----- Records for this task
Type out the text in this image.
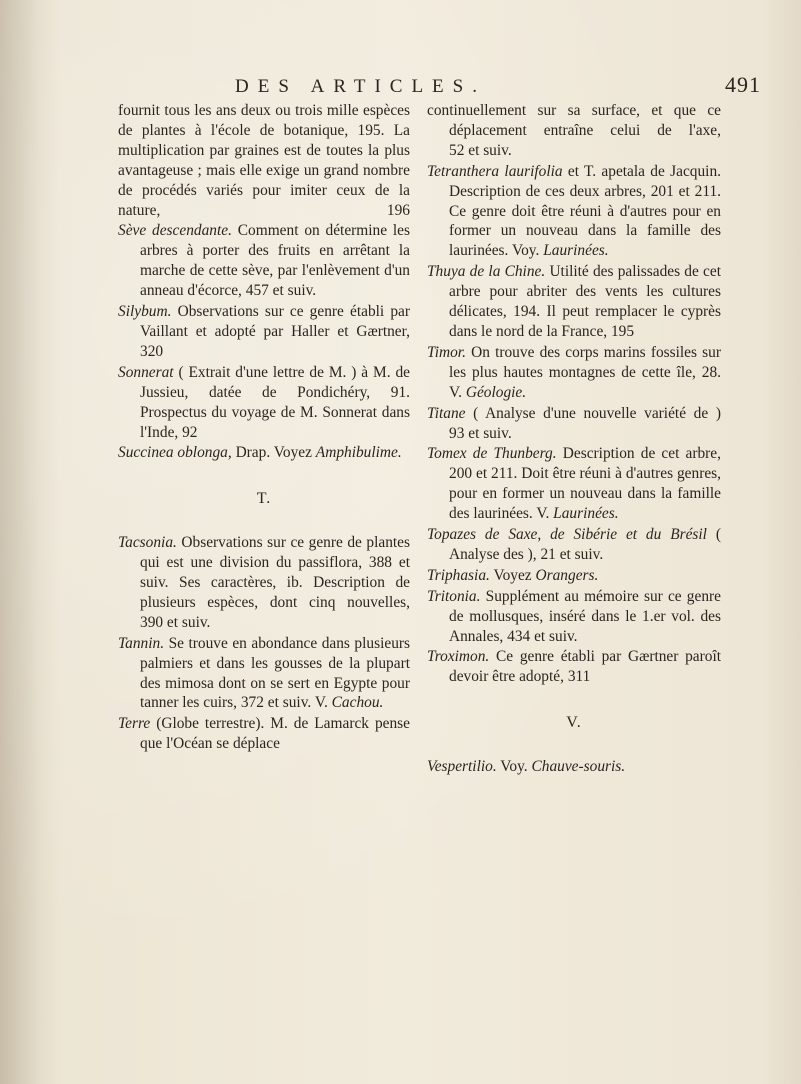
DES ARTICLES.	491

fournit tous les ans deux ou trois mille espèces de plantes à l'école de botanique, 195. La multiplication par graines est de toutes la plus avantageuse ; mais elle exige un grand nombre de procédés variés pour imiter ceux de la nature,	196

Sève descendante. Comment on détermine les arbres à porter des fruits en arrêtant la marche de cette sève, par l'enlèvement d'un anneau d'écorce, 457 et suiv.

Silybum. Observations sur ce genre établi par Vaillant et adopté par Haller et Gærtner, 320

Sonnerat ( Extrait d'une lettre de M. ) à M. de Jussieu, datée de Pondichéry, 91. Prospectus du voyage de M. Sonnerat dans l'Inde, 92

Succinea oblonga, Drap. Voyez Amphibulime.

T.

Tacsonia. Observations sur ce genre de plantes qui est une division du passiflora, 388 et suiv. Ses caractères, ib. Description de plusieurs espèces, dont cinq nouvelles, 390 et suiv.

Tannin. Se trouve en abondance dans plusieurs palmiers et dans les gousses de la plupart des mimosa dont on se sert en Egypte pour tanner les cuirs, 372 et suiv. V. Cachou.

Terre (Globe terrestre). M. de Lamarck pense que l'Océan se déplace

continuellement sur sa surface, et que ce déplacement entraîne celui de l'axe, 52 et suiv.

Tetranthera laurifolia et T. apetala de Jacquin. Description de ces deux arbres, 201 et 211. Ce genre doit être réuni à d'autres pour en former un nouveau dans la famille des laurinées. Voy. Laurinées.

Thuya de la Chine. Utilité des palissades de cet arbre pour abriter des vents les cultures délicates, 194. Il peut remplacer le cyprès dans le nord de la France, 195

Timor. On trouve des corps marins fossiles sur les plus hautes montagnes de cette île, 28. V. Géologie.

Titane ( Analyse d'une nouvelle variété de ) 93 et suiv.

Tomex de Thunberg. Description de cet arbre, 200 et 211. Doit être réuni à d'autres genres, pour en former un nouveau dans la famille des laurinées. V. Laurinées.

Topazes de Saxe, de Sibérie et du Brésil ( Analyse des ), 21 et suiv.

Triphasia. Voyez Orangers.

Tritonia. Supplément au mémoire sur ce genre de mollusques, inséré dans le 1.er vol. des Annales, 434 et suiv.

Troximon. Ce genre établi par Gærtner paroît devoir être adopté, 311

V.

Vespertilio. Voy. Chauve-souris.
----------
**Exercise**
Copy every line in the listing above where the string "adopté" turns up.

**Reply**
Silybum. Observations sur ce genre établi par Vaillant et adopté par Haller et Gærtner, 320
Troximon. Ce genre établi par Gærtner paroît devoir être adopté, 311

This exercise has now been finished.